> **Exercise task**
With the pictures omitted, write out the entries that follow exactly as they stand.

(Records from a data collection)
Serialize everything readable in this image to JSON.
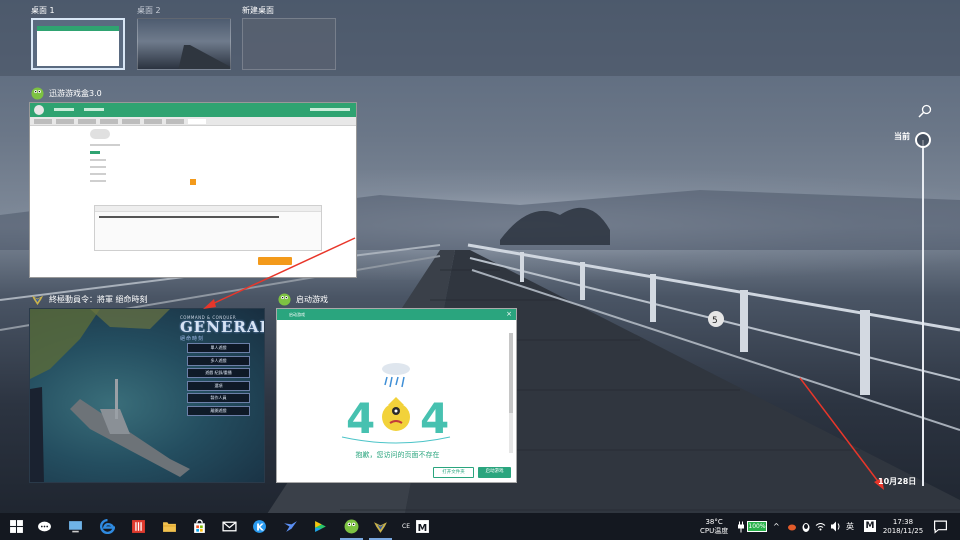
{
  "desktops": [
    {
      "label": "桌面 1",
      "active": true
    },
    {
      "label": "桌面 2",
      "active": false
    },
    {
      "label": "新建桌面",
      "active": false
    }
  ],
  "windows": {
    "gamebox": {
      "title": "迅游游戏盒3.0"
    },
    "generals": {
      "title": "終極動員令：將軍 絕命時刻",
      "logo_sub": "COMMAND & CONQUER",
      "logo_main": "GENERALS",
      "logo_zh": "絕命時刻",
      "menu": [
        "單人遊戲",
        "多人遊戲",
        "遊戲 紀錄/重播",
        "選項",
        "製作人員",
        "離開遊戲"
      ]
    },
    "launch": {
      "title": "启动游戏",
      "header": "启动游戏",
      "message": "抱歉，您访问的页面不存在",
      "btn_open": "打开文件夹",
      "btn_launch": "启动游戏"
    }
  },
  "timeline": {
    "now_label": "当前",
    "date_label": "10月28日"
  },
  "taskbar": {
    "temp": "38°C",
    "temp_label": "CPU温度",
    "battery": "100%",
    "lang": "英",
    "ime": "M",
    "time": "17:38",
    "date": "2018/11/25",
    "tray_small": "CE"
  },
  "colors": {
    "accent_green": "#2aa57e",
    "orange": "#f39a1b",
    "taskbar": "#141820",
    "arrow_red": "#e8362a"
  }
}
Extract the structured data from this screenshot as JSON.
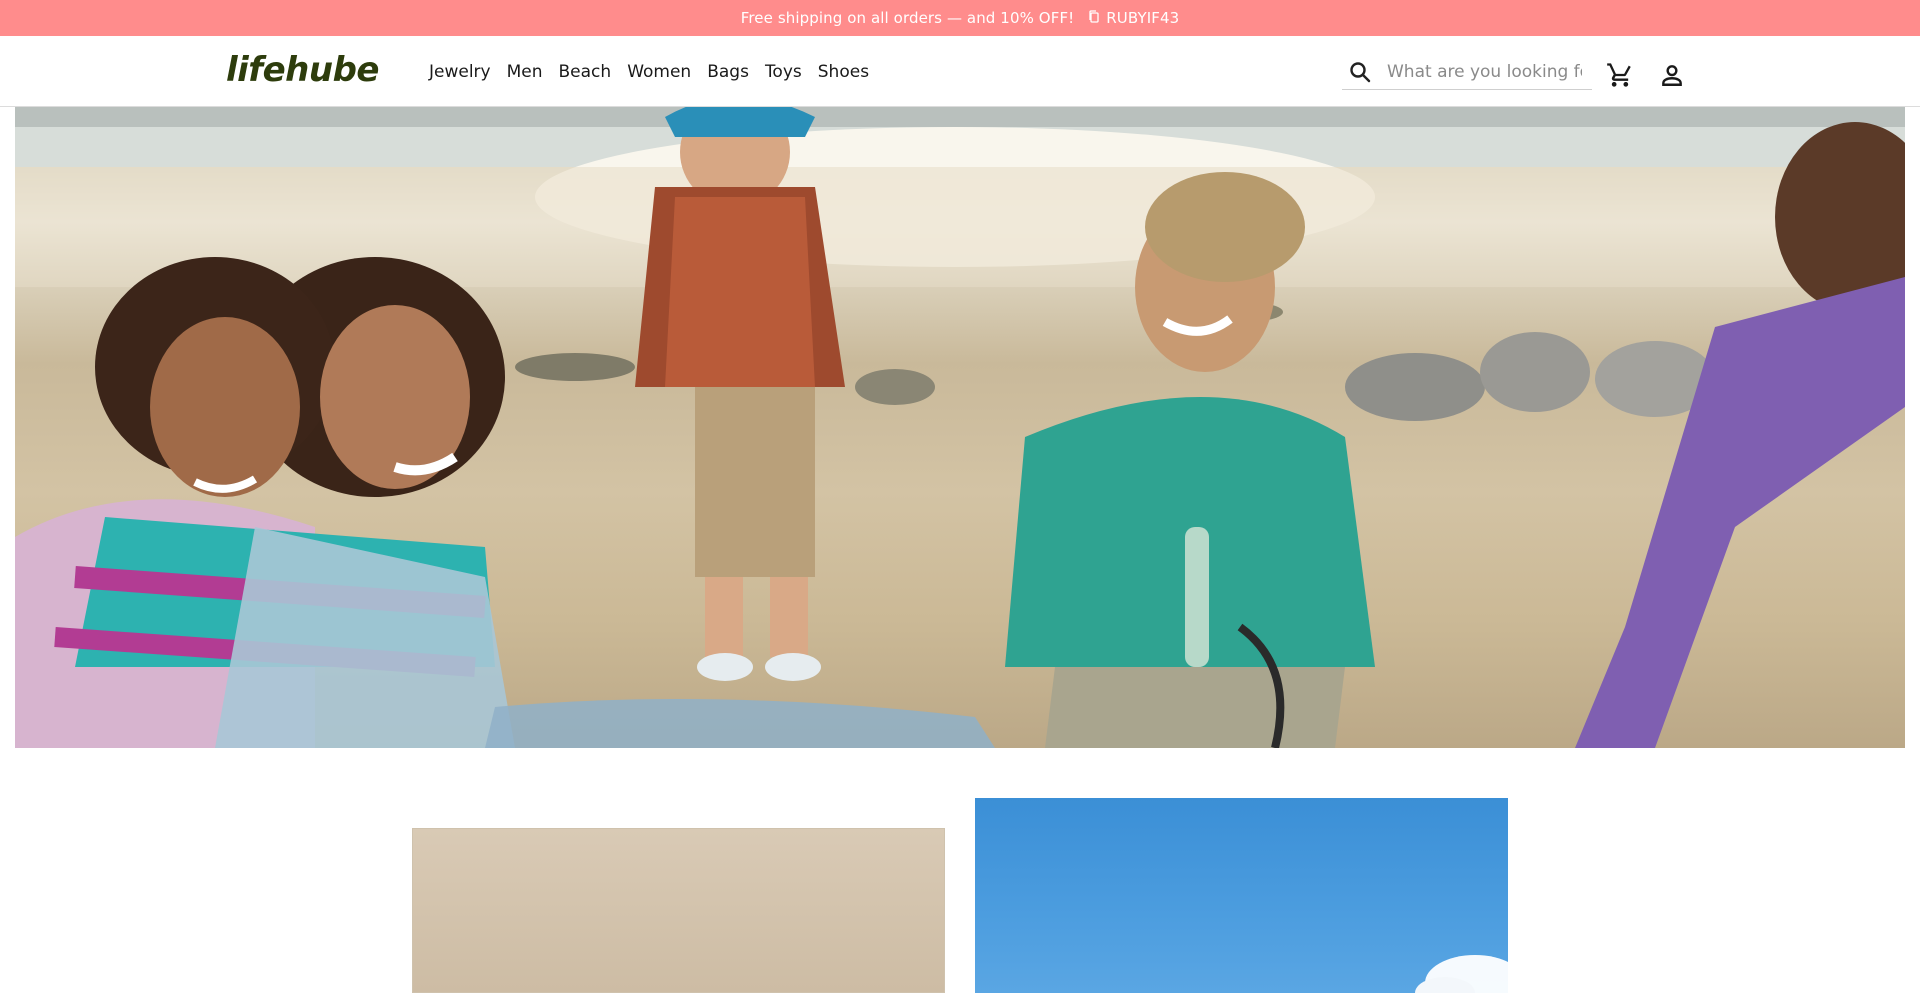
{
  "announcement": {
    "text": "Free shipping on all orders — and 10% OFF!",
    "coupon_code": "RUBYIF43",
    "icon": "copy-icon"
  },
  "header": {
    "logo": "lifehube",
    "nav": [
      {
        "label": "Jewelry"
      },
      {
        "label": "Men"
      },
      {
        "label": "Beach"
      },
      {
        "label": "Women"
      },
      {
        "label": "Bags"
      },
      {
        "label": "Toys"
      },
      {
        "label": "Shoes"
      }
    ],
    "search": {
      "placeholder": "What are you looking for?",
      "icon": "search-icon"
    },
    "cart_icon": "cart-icon",
    "account_icon": "account-icon"
  },
  "colors": {
    "announcement_bg": "#ff8c8c",
    "logo": "#2d3c0c",
    "sky_blue": "#4c9ddf"
  }
}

> **Complete answer**
Serialize everything readable in this image to JSON.
{
  "desktops": [
    {
      "label": "桌面 1",
      "active": true
    },
    {
      "label": "桌面 2",
      "active": false
    },
    {
      "label": "新建桌面",
      "active": false
    }
  ],
  "windows": {
    "gamebox": {
      "title": "迅游游戏盒3.0"
    },
    "generals": {
      "title": "終極動員令：將軍 絕命時刻",
      "logo_sub": "COMMAND & CONQUER",
      "logo_main": "GENERALS",
      "logo_zh": "絕命時刻",
      "menu": [
        "單人遊戲",
        "多人遊戲",
        "遊戲 紀錄/重播",
        "選項",
        "製作人員",
        "離開遊戲"
      ]
    },
    "launch": {
      "title": "启动游戏",
      "header": "启动游戏",
      "message": "抱歉，您访问的页面不存在",
      "btn_open": "打开文件夹",
      "btn_launch": "启动游戏"
    }
  },
  "timeline": {
    "now_label": "当前",
    "date_label": "10月28日"
  },
  "taskbar": {
    "temp": "38°C",
    "temp_label": "CPU温度",
    "battery": "100%",
    "lang": "英",
    "ime": "M",
    "time": "17:38",
    "date": "2018/11/25",
    "tray_small": "CE"
  },
  "colors": {
    "accent_green": "#2aa57e",
    "orange": "#f39a1b",
    "taskbar": "#141820",
    "arrow_red": "#e8362a"
  }
}
Extract the structured data from this screenshot as JSON.
{
  "announcement": {
    "text": "Free shipping on all orders — and 10% OFF!",
    "coupon_code": "RUBYIF43",
    "icon": "copy-icon"
  },
  "header": {
    "logo": "lifehube",
    "nav": [
      {
        "label": "Jewelry"
      },
      {
        "label": "Men"
      },
      {
        "label": "Beach"
      },
      {
        "label": "Women"
      },
      {
        "label": "Bags"
      },
      {
        "label": "Toys"
      },
      {
        "label": "Shoes"
      }
    ],
    "search": {
      "placeholder": "What are you looking for?",
      "icon": "search-icon"
    },
    "cart_icon": "cart-icon",
    "account_icon": "account-icon"
  },
  "colors": {
    "announcement_bg": "#ff8c8c",
    "logo": "#2d3c0c",
    "sky_blue": "#4c9ddf"
  }
}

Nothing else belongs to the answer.